GIVEN INFORMATION
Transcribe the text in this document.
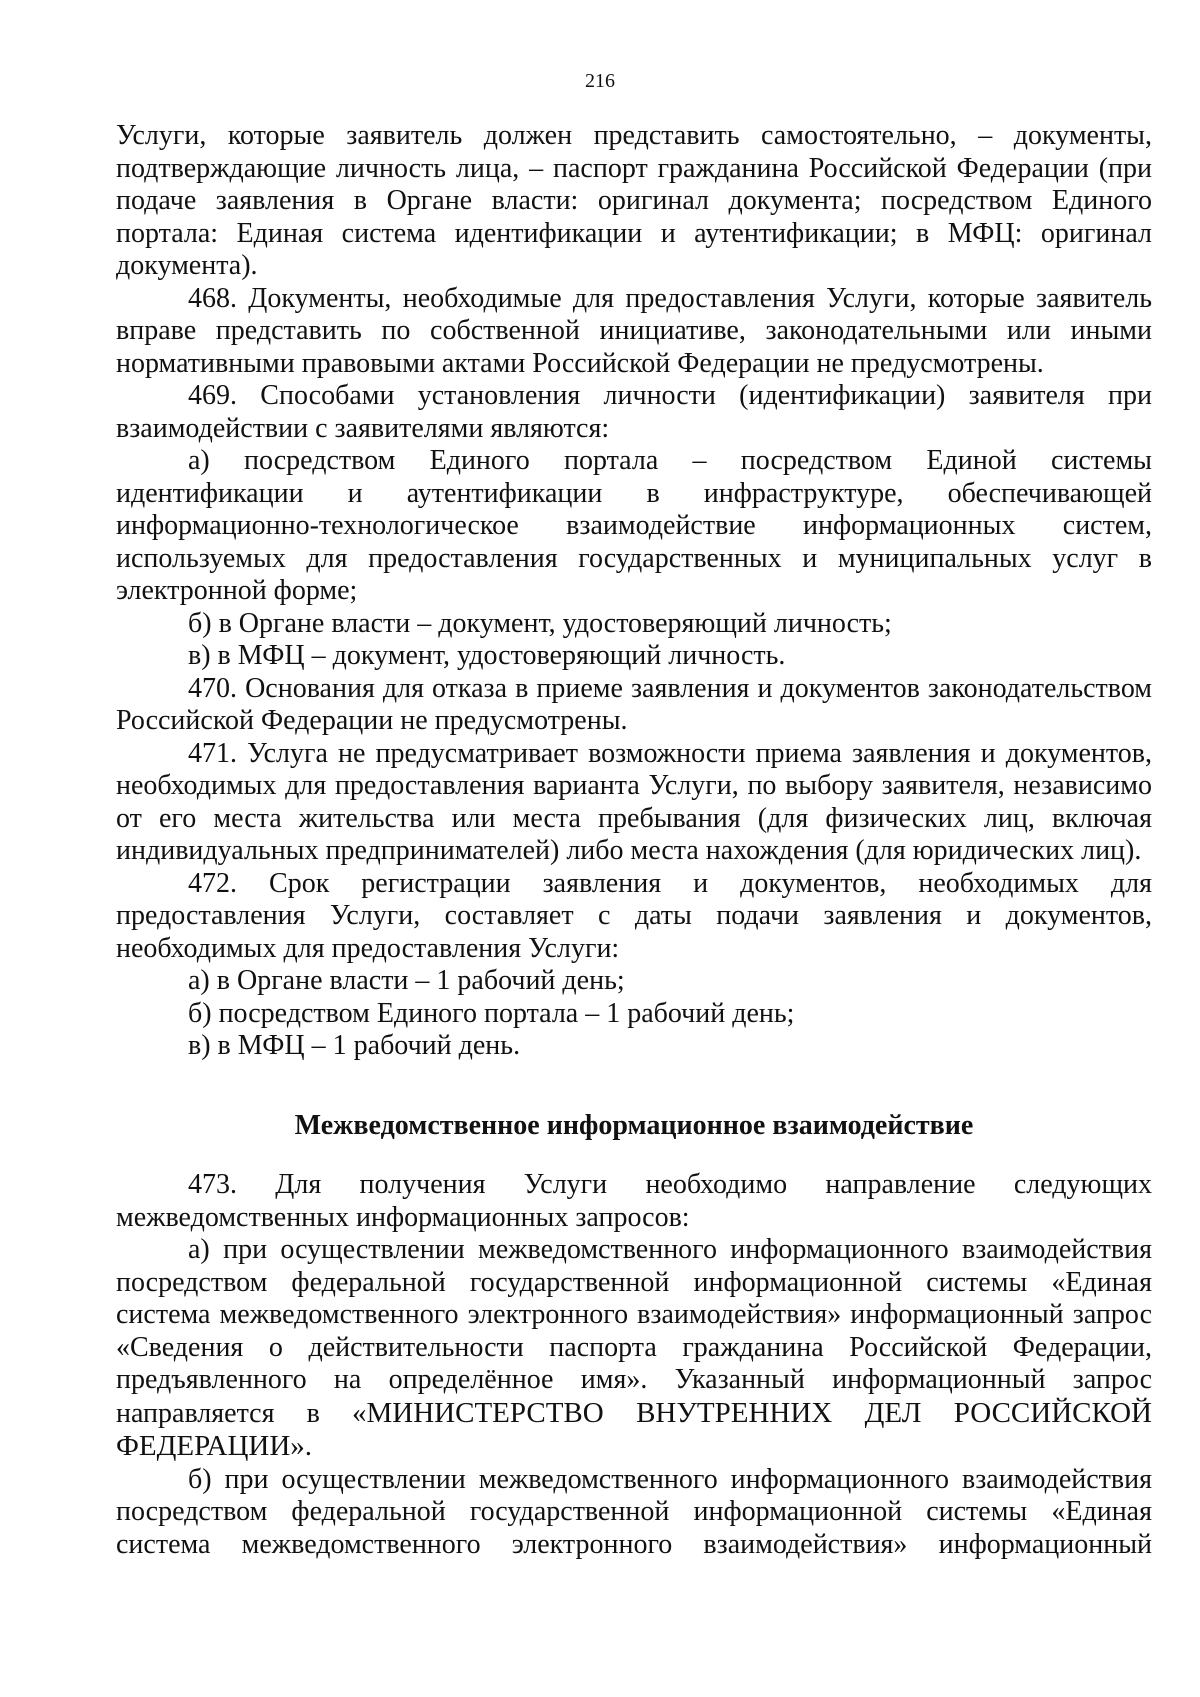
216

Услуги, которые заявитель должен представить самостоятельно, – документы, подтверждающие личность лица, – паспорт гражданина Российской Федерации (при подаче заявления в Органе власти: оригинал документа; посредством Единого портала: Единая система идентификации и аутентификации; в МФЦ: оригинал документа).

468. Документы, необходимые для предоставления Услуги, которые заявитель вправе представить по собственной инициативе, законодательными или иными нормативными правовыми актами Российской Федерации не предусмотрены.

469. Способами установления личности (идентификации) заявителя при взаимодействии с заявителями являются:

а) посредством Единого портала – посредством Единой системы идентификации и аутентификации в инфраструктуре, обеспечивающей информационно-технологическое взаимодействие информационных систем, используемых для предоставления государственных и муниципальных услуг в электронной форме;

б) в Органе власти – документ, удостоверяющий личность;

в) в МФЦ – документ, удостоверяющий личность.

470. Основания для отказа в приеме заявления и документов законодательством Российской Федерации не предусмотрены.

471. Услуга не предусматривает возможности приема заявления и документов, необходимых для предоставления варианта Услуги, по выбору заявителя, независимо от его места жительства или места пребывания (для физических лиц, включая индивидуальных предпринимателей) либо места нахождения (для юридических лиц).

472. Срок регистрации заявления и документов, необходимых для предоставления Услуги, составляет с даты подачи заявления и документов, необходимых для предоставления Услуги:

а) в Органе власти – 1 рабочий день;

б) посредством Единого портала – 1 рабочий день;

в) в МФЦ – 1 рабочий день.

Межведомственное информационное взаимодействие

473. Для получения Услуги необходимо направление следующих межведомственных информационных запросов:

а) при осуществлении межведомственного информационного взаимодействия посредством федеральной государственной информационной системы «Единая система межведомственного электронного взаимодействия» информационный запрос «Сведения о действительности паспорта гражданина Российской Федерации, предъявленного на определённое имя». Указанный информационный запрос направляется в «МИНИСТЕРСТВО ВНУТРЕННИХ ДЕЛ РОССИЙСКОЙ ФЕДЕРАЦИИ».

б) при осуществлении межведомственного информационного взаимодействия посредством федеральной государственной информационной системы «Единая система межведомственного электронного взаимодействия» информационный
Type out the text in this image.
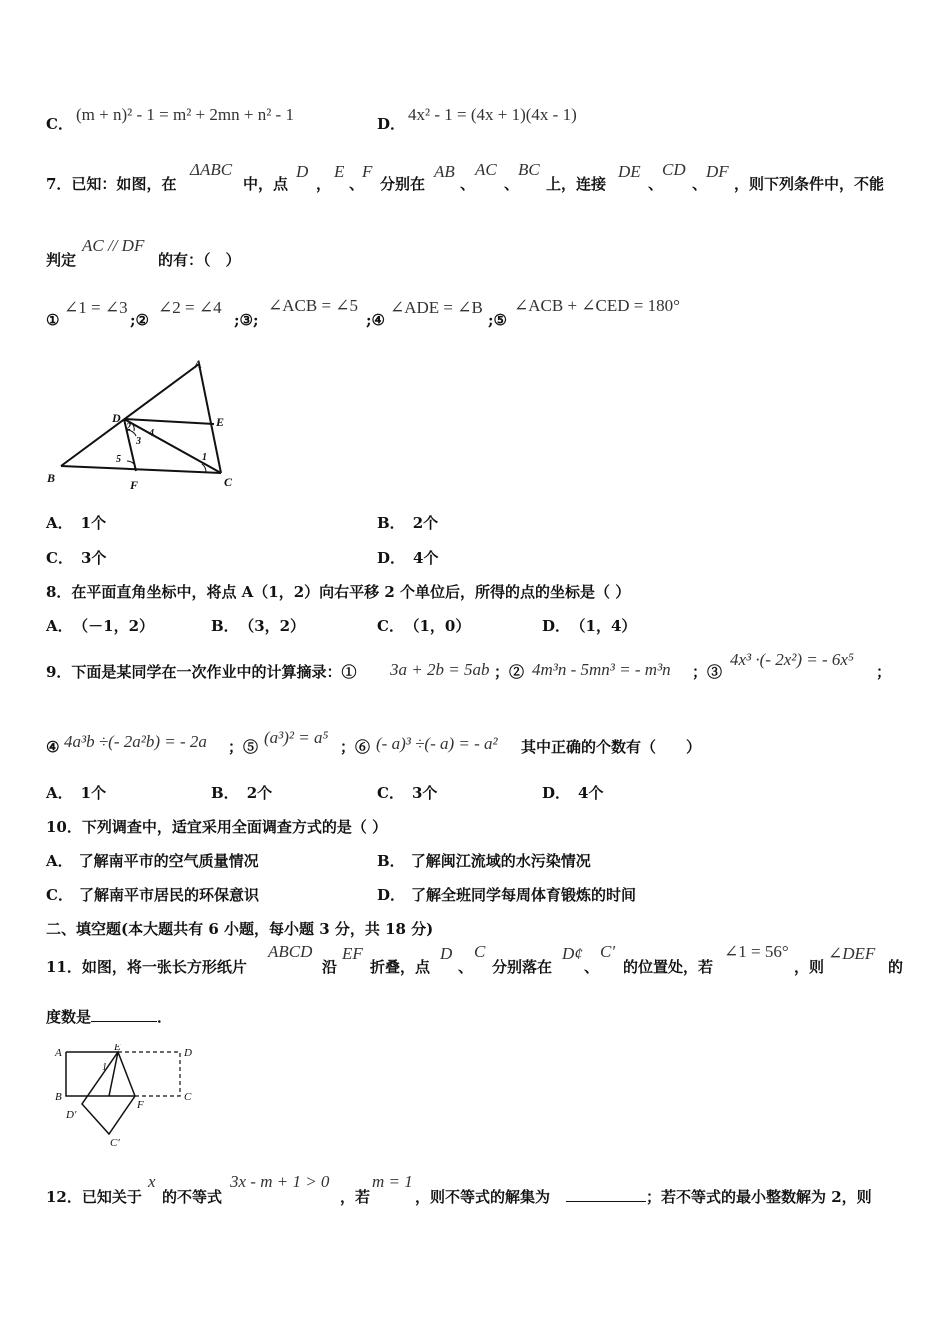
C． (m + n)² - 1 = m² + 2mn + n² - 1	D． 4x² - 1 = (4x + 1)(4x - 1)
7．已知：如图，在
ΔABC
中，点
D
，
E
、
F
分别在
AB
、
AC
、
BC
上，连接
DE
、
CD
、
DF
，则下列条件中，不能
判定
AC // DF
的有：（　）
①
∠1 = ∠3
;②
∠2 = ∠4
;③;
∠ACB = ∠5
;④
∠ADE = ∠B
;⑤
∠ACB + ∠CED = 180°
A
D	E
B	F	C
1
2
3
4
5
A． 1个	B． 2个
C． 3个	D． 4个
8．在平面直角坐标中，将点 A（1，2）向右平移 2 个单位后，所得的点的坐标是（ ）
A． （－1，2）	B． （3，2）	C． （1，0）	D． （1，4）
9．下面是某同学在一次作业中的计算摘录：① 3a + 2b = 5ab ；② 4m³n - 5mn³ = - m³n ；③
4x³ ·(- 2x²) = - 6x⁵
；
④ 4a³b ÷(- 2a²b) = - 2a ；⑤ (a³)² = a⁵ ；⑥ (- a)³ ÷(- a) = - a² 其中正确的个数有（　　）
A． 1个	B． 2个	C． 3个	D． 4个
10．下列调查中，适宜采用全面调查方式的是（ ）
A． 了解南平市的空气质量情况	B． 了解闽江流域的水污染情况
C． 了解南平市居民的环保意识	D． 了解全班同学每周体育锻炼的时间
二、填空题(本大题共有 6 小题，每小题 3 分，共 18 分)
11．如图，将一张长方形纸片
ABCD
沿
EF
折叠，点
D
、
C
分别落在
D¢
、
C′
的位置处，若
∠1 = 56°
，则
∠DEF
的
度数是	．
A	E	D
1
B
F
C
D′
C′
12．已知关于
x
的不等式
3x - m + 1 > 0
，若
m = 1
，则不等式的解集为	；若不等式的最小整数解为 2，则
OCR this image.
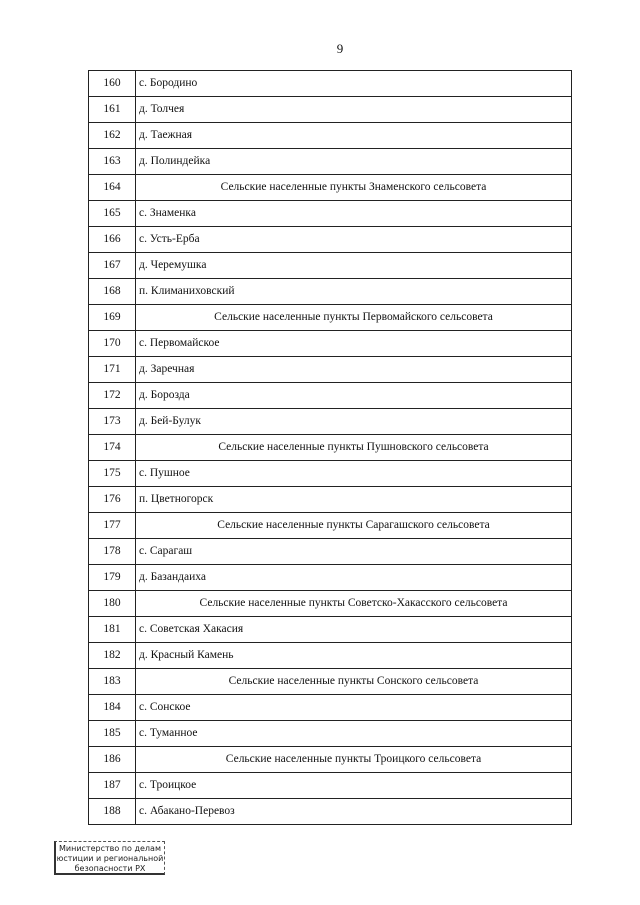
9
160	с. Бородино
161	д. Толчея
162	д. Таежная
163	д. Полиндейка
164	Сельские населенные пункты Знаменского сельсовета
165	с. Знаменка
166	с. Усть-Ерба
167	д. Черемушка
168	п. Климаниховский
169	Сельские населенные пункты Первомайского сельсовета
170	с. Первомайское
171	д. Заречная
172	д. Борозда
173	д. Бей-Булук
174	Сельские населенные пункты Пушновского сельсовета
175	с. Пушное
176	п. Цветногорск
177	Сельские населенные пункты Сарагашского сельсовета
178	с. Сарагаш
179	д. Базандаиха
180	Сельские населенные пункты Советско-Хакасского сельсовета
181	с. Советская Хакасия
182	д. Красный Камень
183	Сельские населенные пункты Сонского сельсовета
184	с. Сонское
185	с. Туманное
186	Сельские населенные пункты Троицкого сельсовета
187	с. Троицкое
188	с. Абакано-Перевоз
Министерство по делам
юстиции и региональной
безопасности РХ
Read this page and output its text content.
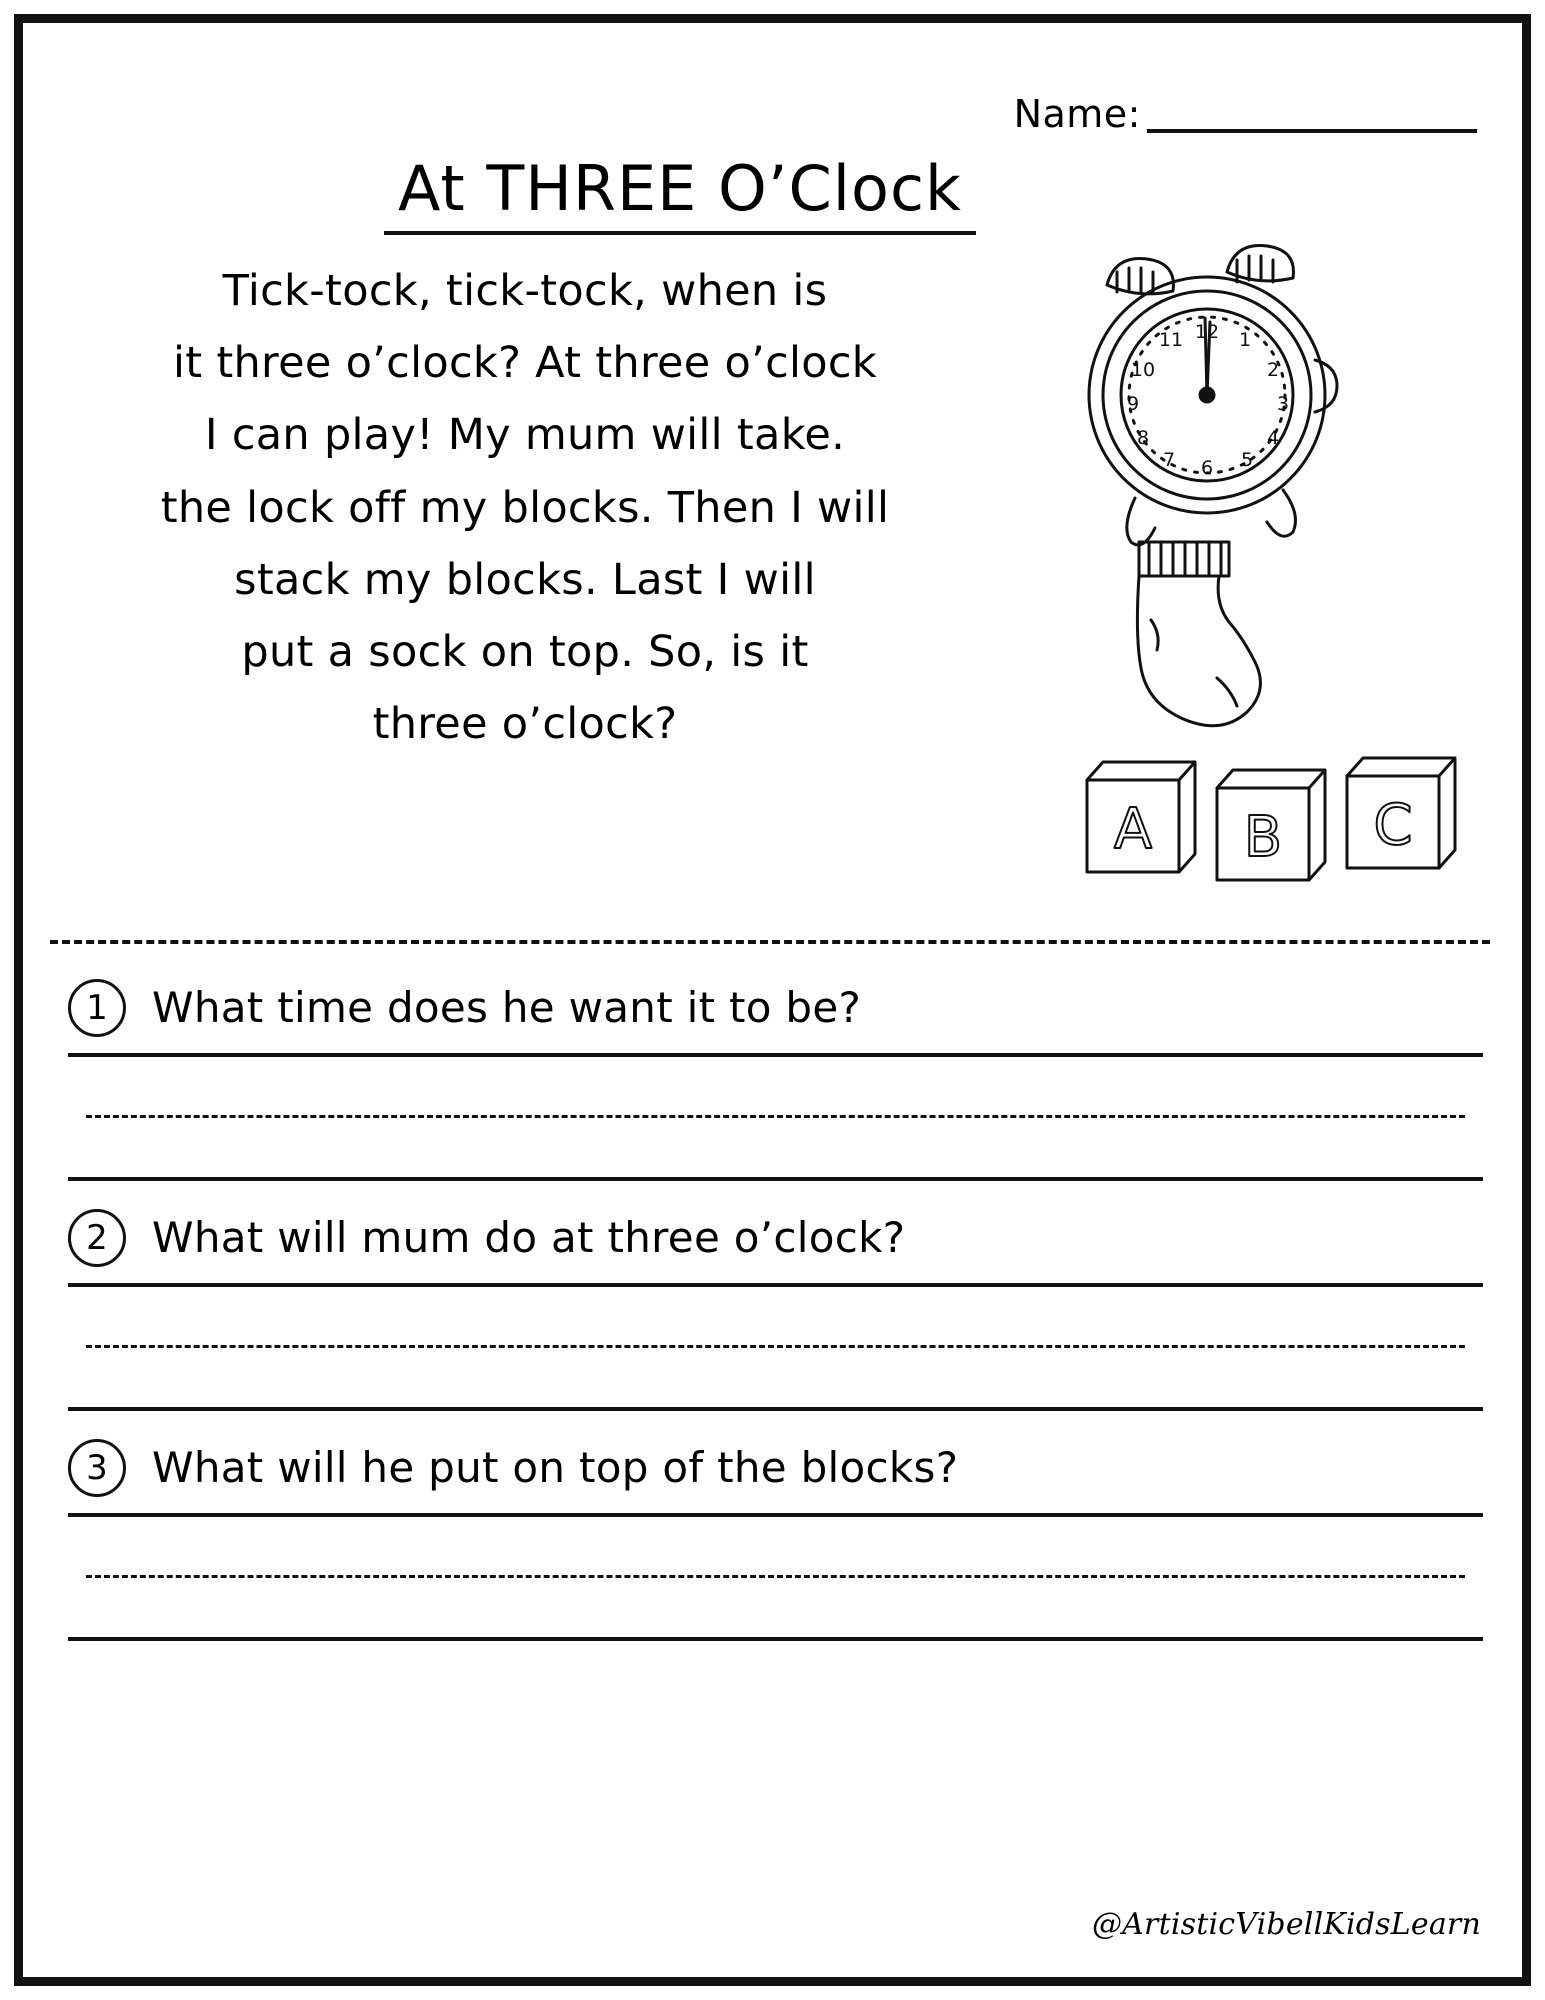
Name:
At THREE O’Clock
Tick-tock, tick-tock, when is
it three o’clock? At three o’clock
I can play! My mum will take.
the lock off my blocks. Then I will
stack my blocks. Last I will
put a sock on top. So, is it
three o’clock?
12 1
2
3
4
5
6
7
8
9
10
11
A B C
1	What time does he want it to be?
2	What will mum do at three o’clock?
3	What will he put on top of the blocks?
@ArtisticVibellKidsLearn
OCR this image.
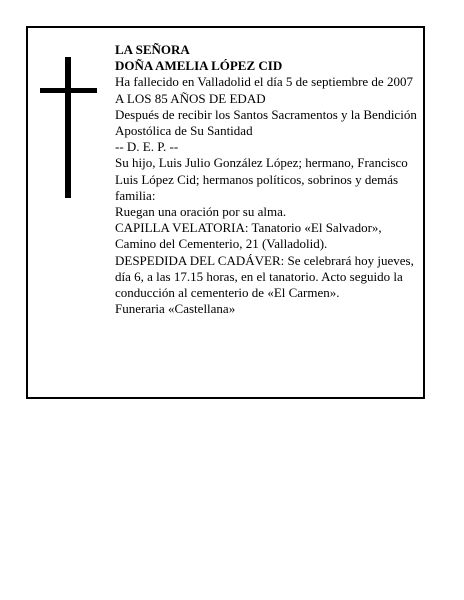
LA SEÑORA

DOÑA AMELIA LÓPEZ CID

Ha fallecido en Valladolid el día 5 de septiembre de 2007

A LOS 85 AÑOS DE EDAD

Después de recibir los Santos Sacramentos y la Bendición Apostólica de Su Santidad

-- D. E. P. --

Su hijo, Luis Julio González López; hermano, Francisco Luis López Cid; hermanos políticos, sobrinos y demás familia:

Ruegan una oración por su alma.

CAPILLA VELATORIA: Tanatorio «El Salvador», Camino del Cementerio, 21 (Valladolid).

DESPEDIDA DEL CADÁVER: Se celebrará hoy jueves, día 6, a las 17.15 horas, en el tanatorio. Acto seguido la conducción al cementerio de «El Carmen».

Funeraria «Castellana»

GIVEN TASK
Tell how many lines of the data above hold the string "пункты". Give only the number.

IN RESPONSE
7